:: Data listing ::
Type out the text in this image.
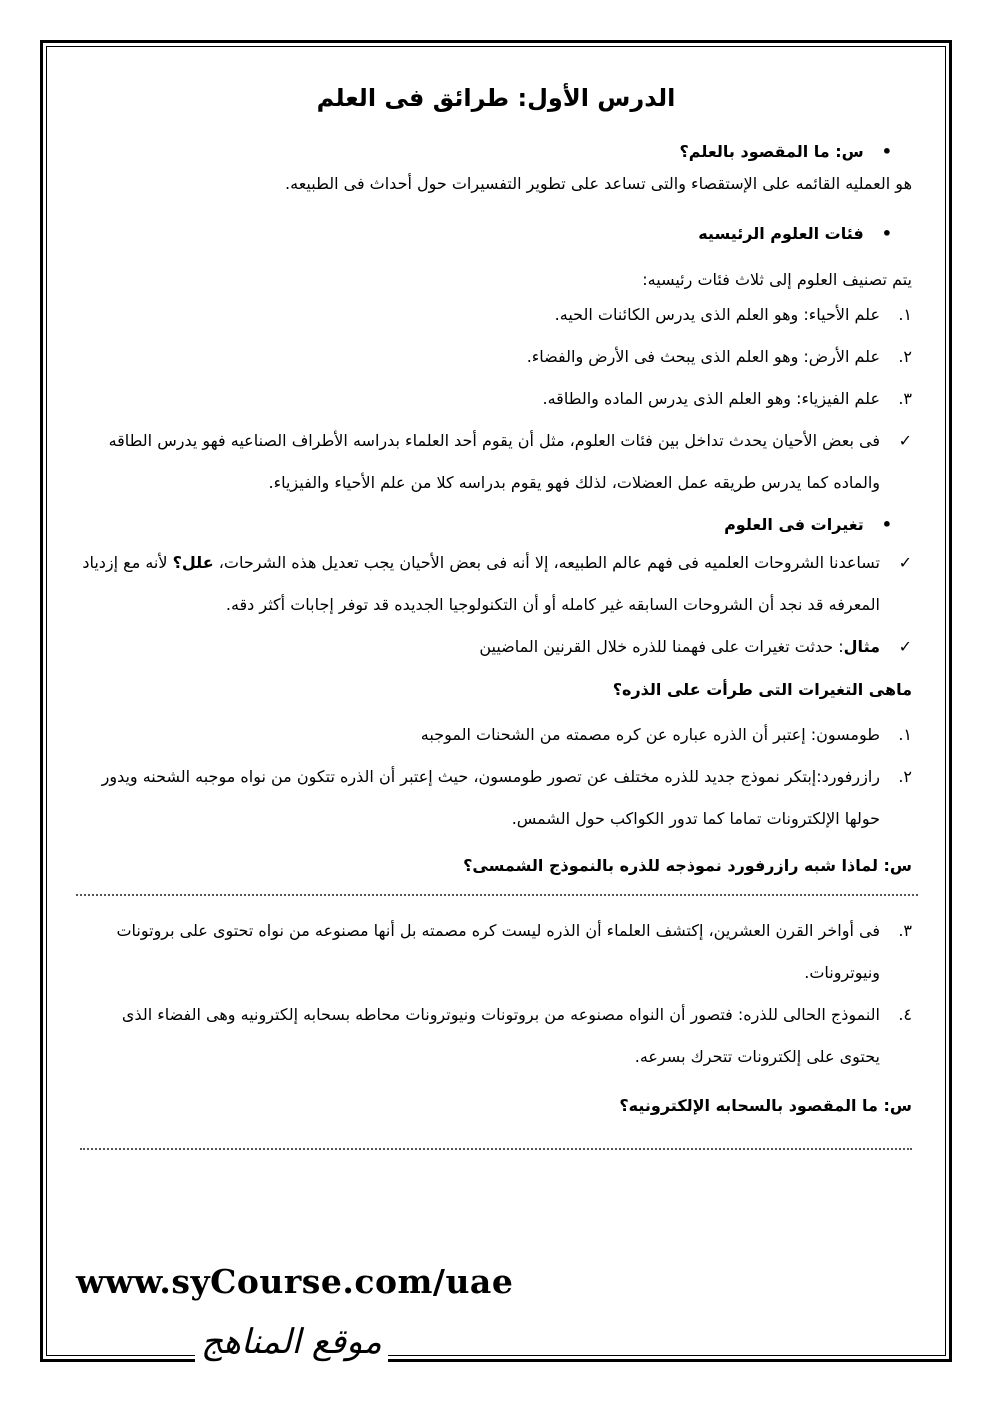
الدرس الأول: طرائق فى العلم
• س: ما المقصود بالعلم؟
هو العمليه القائمه على الإستقصاء والتى تساعد على تطوير التفسيرات حول أحداث فى الطبيعه.
• فئات العلوم الرئيسيه
يتم تصنيف العلوم إلى ثلاث فئات رئيسيه:
١.
علم الأحياء: وهو العلم الذى يدرس الكائنات الحيه.
٢.
علم الأرض: وهو العلم الذى يبحث فى الأرض والفضاء.
٣.
علم الفيزياء: وهو العلم الذى يدرس الماده والطاقه.
✓
فى بعض الأحيان يحدث تداخل بين فئات العلوم، مثل أن يقوم أحد العلماء بدراسه الأطراف الصناعيه فهو يدرس الطاقه والماده كما يدرس طريقه عمل العضلات، لذلك فهو يقوم بدراسه كلا من علم الأحياء والفيزياء.
• تغيرات فى العلوم
✓
تساعدنا الشروحات العلميه فى فهم عالم الطبيعه، إلا أنه فى بعض الأحيان يجب تعديل هذه الشرحات، علل؟ لأنه مع إزدياد المعرفه قد نجد أن الشروحات السابقه غير كامله أو أن التكنولوجيا الجديده قد توفر إجابات أكثر دقه.
✓
مثال: حدثت تغيرات على فهمنا للذره خلال القرنين الماضيين
ماهى التغيرات التى طرأت على الذره؟
١.
طومسون: إعتبر أن الذره عباره عن كره مصمته من الشحنات الموجبه
٢.
رازرفورد:إبتكر نموذج جديد للذره مختلف عن تصور طومسون، حيث إعتبر أن الذره تتكون من نواه موجبه الشحنه ويدور حولها الإلكترونات تماما كما تدور الكواكب حول الشمس.
س: لماذا شبه رازرفورد نموذجه للذره بالنموذج الشمسى؟
٣.
فى أواخر القرن العشرين، إكتشف العلماء أن الذره ليست كره مصمته بل أنها مصنوعه من نواه تحتوى على بروتونات ونيوترونات.
٤.
النموذج الحالى للذره: فتصور أن النواه مصنوعه من بروتونات ونيوترونات محاطه بسحابه إلكترونيه وهى الفضاء الذى يحتوى على إلكترونات تتحرك بسرعه.
س: ما المقصود بالسحابه الإلكترونيه؟
www.syCourse.com/uae
موقع المناهج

:: Exercise aim ::
Filter the records above for "مصنوعه" and copy every matching line.

:: Final result ::
فى أواخر القرن العشرين، إكتشف العلماء أن الذره ليست كره مصمته بل أنها مصنوعه من نواه تحتوى على بروتونات ونيوترونات.
النموذج الحالى للذره: فتصور أن النواه مصنوعه من بروتونات ونيوترونات محاطه بسحابه إلكترونيه وهى الفضاء الذى يحتوى على إلكترونات تتحرك بسرعه.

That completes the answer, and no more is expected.